**Text for analysis**
□ □ □
JavaSoft borrows page from Visual Basic - Sun Microsystems' JavaBeans and Microsoft's Visual Basic ActiveX/DCOM component model - includes related article on developers supporting JavaBeans - Company Business and Marketing

Software Magazine, Feb, 1997 by George Lawton

JavaBeans is a component-based development model that may simplify the process of building distributed applications with reusable components. The initial spec and technology have already been delivered by JavaSoft and development tools are slated to appear in the first half of 1997. The big question: Will it make a dent in Microsoft's Visual Basic ActiveX/DCOM component model?

While early releases of Visual Basic were considered more toy than tool by most enterprise-class developers, in the six years since Release 1.0 appeared on the scene, Visual Basic has evolved into a first-class GUI development tool. Now it seems ready to evolve yet again, this time into a multi-tier component-based development tool for the enterprise.

How did Microsoft extend the once-pedestrian VB? A key step in its evolution came when Microsoft developed Object Linking and Embedding (OLE) and Component Object Model (COM) technologies, making Visual Basic a viable platform for component-based development. Last year's transformation of OLE into ActiveX, and COM into DCOM, improved VB's prospects further by opening the way to distributed object development -- the ne plus ultra of Internet-based network computing.

Now, one of Microsoft's fiercest rivals -- the JavaSoft division of Sun Microsystems Inc., Mountain View, Calif. -- is stealing a page from Microsoft's playbook by pursuing the same evolutionary course with Java via the development of JavaBeans.

JavaBeans is a portable, platform-independent component model written in Java. A chief advantage of Java is that it can run applications on every major computer platform. Whereas Microsoft components can only be run under Windows, JavaBeans can be deployed without modification on any platform equipped with a Java Virtual Machine. This will enable JavaBeans to act as a bridge between the many different component models that are springing up, including Microsoft's ActiveX/DCOM, IBM's and Apple's OpenDoc, the Object Management Group's Corba and Netscape's LiveConnect.

JavaBeans applications can be developed on a multiplicity of platforms as well. "Someone using two different development tools in his IT shop can develop jars for the JavaBeans [jars are containers for storing and managing JavaBeans during development and at runtime], and two separate programmers, one that likes VB and another that likes [another] development environment, can both use Beans in their applications," says Ed Zander, director of Enterprise Integration Programs at Software AG in Bellevue, Wash. "We can even have them calling each other with no thought to it. When we talk to an organization like a bank or telco, there is always the issue of standards. Those problems would all go away if we just used tools that can use beans and make beans."
□ □ □
**Supplied information**
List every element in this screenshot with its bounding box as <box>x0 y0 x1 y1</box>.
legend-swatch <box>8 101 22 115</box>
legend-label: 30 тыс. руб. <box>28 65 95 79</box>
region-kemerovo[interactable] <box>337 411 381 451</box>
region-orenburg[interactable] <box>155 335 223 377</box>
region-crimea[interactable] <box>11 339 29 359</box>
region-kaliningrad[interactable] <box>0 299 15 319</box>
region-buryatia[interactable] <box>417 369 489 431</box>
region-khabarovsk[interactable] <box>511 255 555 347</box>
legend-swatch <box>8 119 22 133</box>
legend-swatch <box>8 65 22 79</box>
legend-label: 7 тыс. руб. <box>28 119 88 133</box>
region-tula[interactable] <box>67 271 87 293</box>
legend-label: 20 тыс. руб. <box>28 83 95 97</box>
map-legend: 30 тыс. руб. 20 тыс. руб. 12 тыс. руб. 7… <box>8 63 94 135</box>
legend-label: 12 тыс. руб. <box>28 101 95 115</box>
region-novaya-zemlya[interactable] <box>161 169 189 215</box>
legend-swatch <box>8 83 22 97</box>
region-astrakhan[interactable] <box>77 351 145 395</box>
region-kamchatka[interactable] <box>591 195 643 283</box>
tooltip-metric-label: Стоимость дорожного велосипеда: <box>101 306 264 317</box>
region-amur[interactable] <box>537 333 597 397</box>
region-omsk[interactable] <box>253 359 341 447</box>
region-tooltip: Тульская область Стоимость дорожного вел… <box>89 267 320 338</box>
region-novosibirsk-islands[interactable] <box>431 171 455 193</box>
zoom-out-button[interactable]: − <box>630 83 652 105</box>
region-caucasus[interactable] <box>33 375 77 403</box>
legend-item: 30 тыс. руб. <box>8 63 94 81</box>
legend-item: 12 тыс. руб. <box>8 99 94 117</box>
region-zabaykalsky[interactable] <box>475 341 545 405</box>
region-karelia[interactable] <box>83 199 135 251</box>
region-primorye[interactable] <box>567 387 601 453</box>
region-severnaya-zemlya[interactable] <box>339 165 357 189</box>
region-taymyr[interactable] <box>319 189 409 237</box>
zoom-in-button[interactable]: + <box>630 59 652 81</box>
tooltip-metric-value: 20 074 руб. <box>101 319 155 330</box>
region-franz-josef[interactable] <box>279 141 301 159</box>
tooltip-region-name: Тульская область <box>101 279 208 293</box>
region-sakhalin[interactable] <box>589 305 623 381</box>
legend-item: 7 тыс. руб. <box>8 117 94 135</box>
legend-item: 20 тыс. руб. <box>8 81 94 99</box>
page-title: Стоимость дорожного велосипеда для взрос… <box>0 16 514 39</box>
□ □ □
**Description of the task**
Can you continue the article on JavaBeans and Visual Basic from where it stops? The data that comes after the article is a separate set of material.

**Answer space**
The JavaBeans initiative was first announced in May 1996, when the specification was revealed for open comment and review. In October, the specification was frozen. The beta version of the development kit became available in December. An ActiveX bridge was expected in January 1997 and the first version of JavaBeans is expected to begin shipping sometime in the first quarter. Its development was supported by a number of industry partners, including Apple, Baan, Borland, Corel, IBM, Informix, Lotus, Netscape, Novell, Oracle, Sybase and Symantec.

JavaBeans allows developers to define separate components that can work together in an integrated fashion with applications that run across a wide variety of browser environments such as Hot Java, Netscape and Internet Explorer. They can also work in non-browser environments such as Visual Basic and Claris Works. The beans tend to be smaller than than full-fledged applets and are oriented more towards developers than casual end users. Developers would use them in the same way they would use a tool like Visual Basic to connect components into completed applications. They can be services, functions, graphical widgets and applets. Because they can use a network or the Internet, they do not need to run within the same application, or even the same computer, to communicate.

This property will simplify the development of components that work together over the Internet. For example, a bank Might develop an applet that allows a customer to calculate his net worth. They could develop another applet to chart that net worth over time, without making any modifications or changes to the first applet. A loan-processing company could then develop a third applet that would calculate the customer's eligibility for a loan by using the results generated by the net worth application. These applets could communicate over the Internet using encryption to guarantee the security and authenticity of the data.

In addition, other third parties could add connections to these applets to drive data into their existing applications. For example, a financial accounting software company like Intuit could write a JavaBean for Quicken that automatically communicates with the bank to better synchronize a customer's checkbook with his actual bank balance.